Written instruction
Pictures are not part of the copy; repeat everything else in the records exactly.

Start

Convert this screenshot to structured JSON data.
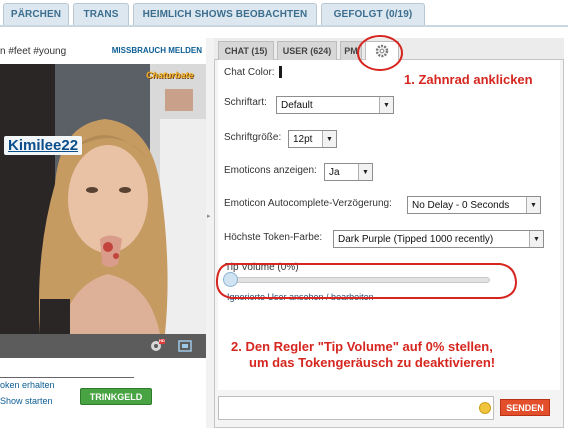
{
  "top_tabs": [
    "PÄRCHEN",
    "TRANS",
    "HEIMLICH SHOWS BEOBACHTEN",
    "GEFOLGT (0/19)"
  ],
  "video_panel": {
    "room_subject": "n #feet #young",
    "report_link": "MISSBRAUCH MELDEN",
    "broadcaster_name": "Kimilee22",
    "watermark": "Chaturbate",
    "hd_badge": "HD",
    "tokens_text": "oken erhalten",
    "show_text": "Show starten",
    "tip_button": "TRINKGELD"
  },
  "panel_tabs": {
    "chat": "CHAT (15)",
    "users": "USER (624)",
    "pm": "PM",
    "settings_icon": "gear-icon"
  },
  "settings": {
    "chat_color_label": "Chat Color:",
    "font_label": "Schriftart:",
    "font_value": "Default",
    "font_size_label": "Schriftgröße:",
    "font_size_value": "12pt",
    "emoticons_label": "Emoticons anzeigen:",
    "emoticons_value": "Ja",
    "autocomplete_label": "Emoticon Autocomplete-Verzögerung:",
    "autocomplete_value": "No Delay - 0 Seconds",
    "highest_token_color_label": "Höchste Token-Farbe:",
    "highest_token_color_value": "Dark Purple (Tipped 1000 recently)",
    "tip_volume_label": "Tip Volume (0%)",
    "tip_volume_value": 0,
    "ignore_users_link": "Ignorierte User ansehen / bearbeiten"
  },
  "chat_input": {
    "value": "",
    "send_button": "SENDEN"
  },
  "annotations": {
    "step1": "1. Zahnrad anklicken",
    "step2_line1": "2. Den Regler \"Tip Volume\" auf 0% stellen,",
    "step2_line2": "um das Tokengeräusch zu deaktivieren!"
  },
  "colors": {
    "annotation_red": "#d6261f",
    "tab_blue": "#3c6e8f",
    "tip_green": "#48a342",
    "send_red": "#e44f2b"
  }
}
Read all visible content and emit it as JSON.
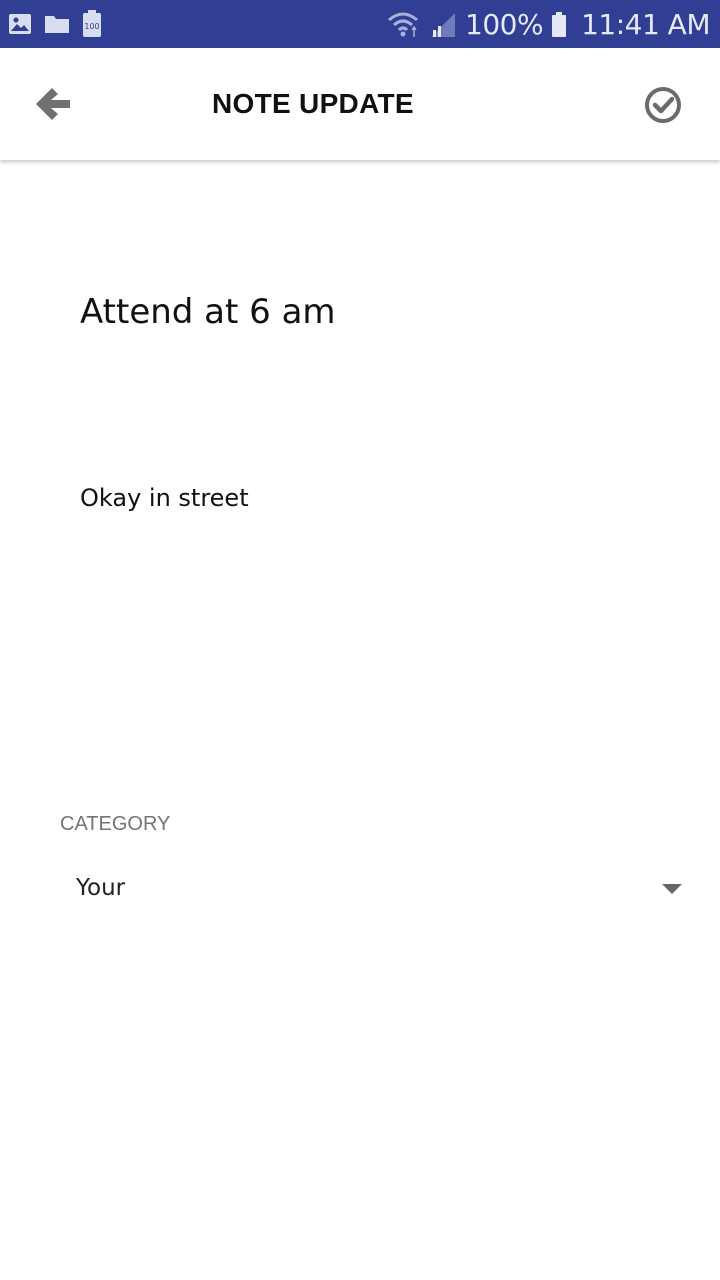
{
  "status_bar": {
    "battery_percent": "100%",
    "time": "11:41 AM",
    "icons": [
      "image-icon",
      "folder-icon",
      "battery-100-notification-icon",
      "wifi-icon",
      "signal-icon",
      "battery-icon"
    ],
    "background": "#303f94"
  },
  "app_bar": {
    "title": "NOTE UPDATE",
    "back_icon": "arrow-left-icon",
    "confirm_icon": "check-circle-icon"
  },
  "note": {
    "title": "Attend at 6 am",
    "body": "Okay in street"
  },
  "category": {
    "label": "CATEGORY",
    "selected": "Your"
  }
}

End

Finished exercise
Convert this screenshot to structured JSON data.
{
  "top_tabs": [
    "PÄRCHEN",
    "TRANS",
    "HEIMLICH SHOWS BEOBACHTEN",
    "GEFOLGT (0/19)"
  ],
  "video_panel": {
    "room_subject": "n #feet #young",
    "report_link": "MISSBRAUCH MELDEN",
    "broadcaster_name": "Kimilee22",
    "watermark": "Chaturbate",
    "hd_badge": "HD",
    "tokens_text": "oken erhalten",
    "show_text": "Show starten",
    "tip_button": "TRINKGELD"
  },
  "panel_tabs": {
    "chat": "CHAT (15)",
    "users": "USER (624)",
    "pm": "PM",
    "settings_icon": "gear-icon"
  },
  "settings": {
    "chat_color_label": "Chat Color:",
    "font_label": "Schriftart:",
    "font_value": "Default",
    "font_size_label": "Schriftgröße:",
    "font_size_value": "12pt",
    "emoticons_label": "Emoticons anzeigen:",
    "emoticons_value": "Ja",
    "autocomplete_label": "Emoticon Autocomplete-Verzögerung:",
    "autocomplete_value": "No Delay - 0 Seconds",
    "highest_token_color_label": "Höchste Token-Farbe:",
    "highest_token_color_value": "Dark Purple (Tipped 1000 recently)",
    "tip_volume_label": "Tip Volume (0%)",
    "tip_volume_value": 0,
    "ignore_users_link": "Ignorierte User ansehen / bearbeiten"
  },
  "chat_input": {
    "value": "",
    "send_button": "SENDEN"
  },
  "annotations": {
    "step1": "1. Zahnrad anklicken",
    "step2_line1": "2. Den Regler \"Tip Volume\" auf 0% stellen,",
    "step2_line2": "um das Tokengeräusch zu deaktivieren!"
  },
  "colors": {
    "annotation_red": "#d6261f",
    "tab_blue": "#3c6e8f",
    "tip_green": "#48a342",
    "send_red": "#e44f2b"
  }
}
Read all visible content and emit it as JSON.
{
  "status_bar": {
    "battery_percent": "100%",
    "time": "11:41 AM",
    "icons": [
      "image-icon",
      "folder-icon",
      "battery-100-notification-icon",
      "wifi-icon",
      "signal-icon",
      "battery-icon"
    ],
    "background": "#303f94"
  },
  "app_bar": {
    "title": "NOTE UPDATE",
    "back_icon": "arrow-left-icon",
    "confirm_icon": "check-circle-icon"
  },
  "note": {
    "title": "Attend at 6 am",
    "body": "Okay in street"
  },
  "category": {
    "label": "CATEGORY",
    "selected": "Your"
  }
}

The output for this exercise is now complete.